>>>
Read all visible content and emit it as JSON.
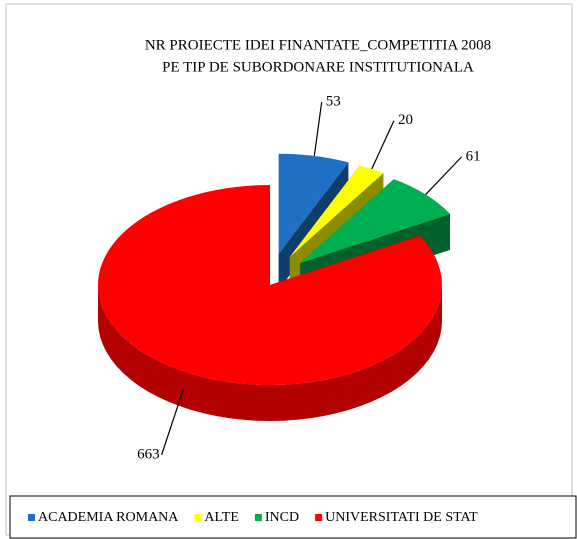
{
  "chart_data": {
    "type": "pie3d",
    "title": [
      "NR PROIECTE IDEI FINANTATE_COMPETITIA 2008",
      "PE TIP DE SUBORDONARE INSTITUTIONALA"
    ],
    "categories": [
      "ACADEMIA ROMANA",
      "ALTE",
      "INCD",
      "UNIVERSITATI DE STAT"
    ],
    "values": [
      53,
      20,
      61,
      663
    ],
    "colors": [
      "#1f6fc5",
      "#ffff00",
      "#00b050",
      "#ff0000"
    ],
    "legend": "bottom"
  }
}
<<<
## What you are asked to do
Return each line exactly as written. Any picture gets left out.

## Response to the task
Read all visible content and emit it as JSON.
{
  "chart_data": {
    "type": "pie3d",
    "title": [
      "NR PROIECTE IDEI FINANTATE_COMPETITIA 2008",
      "PE TIP DE SUBORDONARE INSTITUTIONALA"
    ],
    "categories": [
      "ACADEMIA ROMANA",
      "ALTE",
      "INCD",
      "UNIVERSITATI DE STAT"
    ],
    "values": [
      53,
      20,
      61,
      663
    ],
    "colors": [
      "#1f6fc5",
      "#ffff00",
      "#00b050",
      "#ff0000"
    ],
    "legend": "bottom"
  }
}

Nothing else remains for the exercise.